> _DATA PROVIDED_:
□ □ □ □ □ □ □

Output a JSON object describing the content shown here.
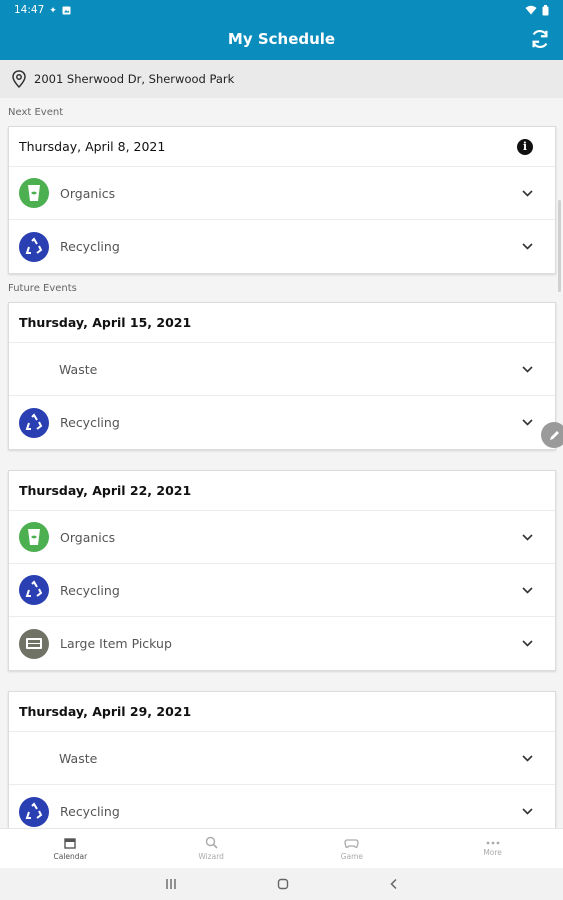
{
  "status": {
    "time": "14:47"
  },
  "header": {
    "title": "My Schedule"
  },
  "address": "2001 Sherwood Dr, Sherwood Park",
  "sections": {
    "next_label": "Next Event",
    "future_label": "Future Events"
  },
  "next_event": {
    "date": "Thursday, April 8, 2021",
    "items": [
      {
        "label": "Organics",
        "icon": "organics-icon"
      },
      {
        "label": "Recycling",
        "icon": "recycling-icon"
      }
    ]
  },
  "future_events": [
    {
      "date": "Thursday, April 15, 2021",
      "items": [
        {
          "label": "Waste"
        },
        {
          "label": "Recycling"
        }
      ]
    },
    {
      "date": "Thursday, April 22, 2021",
      "items": [
        {
          "label": "Organics"
        },
        {
          "label": "Recycling"
        },
        {
          "label": "Large Item Pickup"
        }
      ]
    },
    {
      "date": "Thursday, April 29, 2021",
      "items": [
        {
          "label": "Waste"
        },
        {
          "label": "Recycling"
        }
      ]
    }
  ],
  "tabs": [
    {
      "label": "Calendar",
      "icon": "calendar-icon",
      "active": true
    },
    {
      "label": "Wizard",
      "icon": "wizard-search-icon"
    },
    {
      "label": "Game",
      "icon": "game-controller-icon"
    },
    {
      "label": "More",
      "icon": "more-dots-icon"
    }
  ],
  "colors": {
    "appbar": "#0a8cbc",
    "organics": "#4caf50",
    "recycling": "#2a3fb2",
    "large_item": "#6f7265"
  }
}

□ □ □ □ □ □ □

> _THE REQUEST_: Do not include images; quote all of the entries above exactly.

> _TASK SOLUTION_:
Output a JSON object describing the content shown here.
{
  "status": {
    "time": "14:47"
  },
  "header": {
    "title": "My Schedule"
  },
  "address": "2001 Sherwood Dr, Sherwood Park",
  "sections": {
    "next_label": "Next Event",
    "future_label": "Future Events"
  },
  "next_event": {
    "date": "Thursday, April 8, 2021",
    "items": [
      {
        "label": "Organics",
        "icon": "organics-icon"
      },
      {
        "label": "Recycling",
        "icon": "recycling-icon"
      }
    ]
  },
  "future_events": [
    {
      "date": "Thursday, April 15, 2021",
      "items": [
        {
          "label": "Waste"
        },
        {
          "label": "Recycling"
        }
      ]
    },
    {
      "date": "Thursday, April 22, 2021",
      "items": [
        {
          "label": "Organics"
        },
        {
          "label": "Recycling"
        },
        {
          "label": "Large Item Pickup"
        }
      ]
    },
    {
      "date": "Thursday, April 29, 2021",
      "items": [
        {
          "label": "Waste"
        },
        {
          "label": "Recycling"
        }
      ]
    }
  ],
  "tabs": [
    {
      "label": "Calendar",
      "icon": "calendar-icon",
      "active": true
    },
    {
      "label": "Wizard",
      "icon": "wizard-search-icon"
    },
    {
      "label": "Game",
      "icon": "game-controller-icon"
    },
    {
      "label": "More",
      "icon": "more-dots-icon"
    }
  ],
  "colors": {
    "appbar": "#0a8cbc",
    "organics": "#4caf50",
    "recycling": "#2a3fb2",
    "large_item": "#6f7265"
  }
}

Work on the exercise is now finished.